What to do:
Extract each line of the data below exactly as written.
○ ○ ○ ○ ○
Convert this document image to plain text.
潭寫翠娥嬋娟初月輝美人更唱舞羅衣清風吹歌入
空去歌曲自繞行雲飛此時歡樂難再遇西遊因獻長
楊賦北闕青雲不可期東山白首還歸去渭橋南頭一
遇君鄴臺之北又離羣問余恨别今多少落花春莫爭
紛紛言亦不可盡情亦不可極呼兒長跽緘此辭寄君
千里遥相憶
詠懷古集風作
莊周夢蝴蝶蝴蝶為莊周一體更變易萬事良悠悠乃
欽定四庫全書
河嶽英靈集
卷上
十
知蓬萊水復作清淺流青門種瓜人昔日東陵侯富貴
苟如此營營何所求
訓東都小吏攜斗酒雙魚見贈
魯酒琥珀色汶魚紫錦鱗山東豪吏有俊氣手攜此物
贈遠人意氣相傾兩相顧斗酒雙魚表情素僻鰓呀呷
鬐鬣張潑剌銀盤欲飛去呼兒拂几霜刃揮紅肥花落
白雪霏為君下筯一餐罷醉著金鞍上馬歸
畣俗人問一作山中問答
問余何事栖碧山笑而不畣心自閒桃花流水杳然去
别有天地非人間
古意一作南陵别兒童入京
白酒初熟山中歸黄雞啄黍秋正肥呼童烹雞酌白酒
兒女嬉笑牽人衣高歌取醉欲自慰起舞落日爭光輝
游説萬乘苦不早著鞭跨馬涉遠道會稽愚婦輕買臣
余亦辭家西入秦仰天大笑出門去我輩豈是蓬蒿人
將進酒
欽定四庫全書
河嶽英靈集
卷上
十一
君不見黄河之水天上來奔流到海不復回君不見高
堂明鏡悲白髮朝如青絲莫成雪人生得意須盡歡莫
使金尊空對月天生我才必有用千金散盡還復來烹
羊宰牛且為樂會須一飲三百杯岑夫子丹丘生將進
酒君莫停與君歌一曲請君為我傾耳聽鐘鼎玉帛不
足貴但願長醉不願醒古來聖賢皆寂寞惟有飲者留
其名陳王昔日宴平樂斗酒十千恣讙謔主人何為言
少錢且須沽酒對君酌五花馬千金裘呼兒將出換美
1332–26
○ ○ ○ ○ ○
Task output:
Convert this document image to plain text.
潭寫翠娥嬋娟初月輝美人更唱舞羅衣清風吹歌入
空去歌曲自繞行雲飛此時歡樂難再遇西遊因獻長
楊賦北闕青雲不可期東山白首還歸去渭橋南頭一
遇君鄴臺之北又離羣問余恨别今多少落花春莫爭
紛紛言亦不可盡情亦不可極呼兒長跽緘此辭寄君
千里遥相憶
詠懷古集風作
莊周夢蝴蝶蝴蝶為莊周一體更變易萬事良悠悠乃
欽定四庫全書
河嶽英靈集
卷上
十
知蓬萊水復作清淺流青門種瓜人昔日東陵侯富貴
苟如此營營何所求
訓東都小吏攜斗酒雙魚見贈
魯酒琥珀色汶魚紫錦鱗山東豪吏有俊氣手攜此物
贈遠人意氣相傾兩相顧斗酒雙魚表情素僻鰓呀呷
鬐鬣張潑剌銀盤欲飛去呼兒拂几霜刃揮紅肥花落
白雪霏為君下筯一餐罷醉著金鞍上馬歸
畣俗人問一作山中問答
問余何事栖碧山笑而不畣心自閒桃花流水杳然去
别有天地非人間
古意一作南陵别兒童入京
白酒初熟山中歸黄雞啄黍秋正肥呼童烹雞酌白酒
兒女嬉笑牽人衣高歌取醉欲自慰起舞落日爭光輝
游説萬乘苦不早著鞭跨馬涉遠道會稽愚婦輕買臣
余亦辭家西入秦仰天大笑出門去我輩豈是蓬蒿人
將進酒
欽定四庫全書
河嶽英靈集
卷上
十一
君不見黄河之水天上來奔流到海不復回君不見高
堂明鏡悲白髮朝如青絲莫成雪人生得意須盡歡莫
使金尊空對月天生我才必有用千金散盡還復來烹
羊宰牛且為樂會須一飲三百杯岑夫子丹丘生將進
酒君莫停與君歌一曲請君為我傾耳聽鐘鼎玉帛不
足貴但願長醉不願醒古來聖賢皆寂寞惟有飲者留
其名陳王昔日宴平樂斗酒十千恣讙謔主人何為言
少錢且須沽酒對君酌五花馬千金裘呼兒將出換美
1332–26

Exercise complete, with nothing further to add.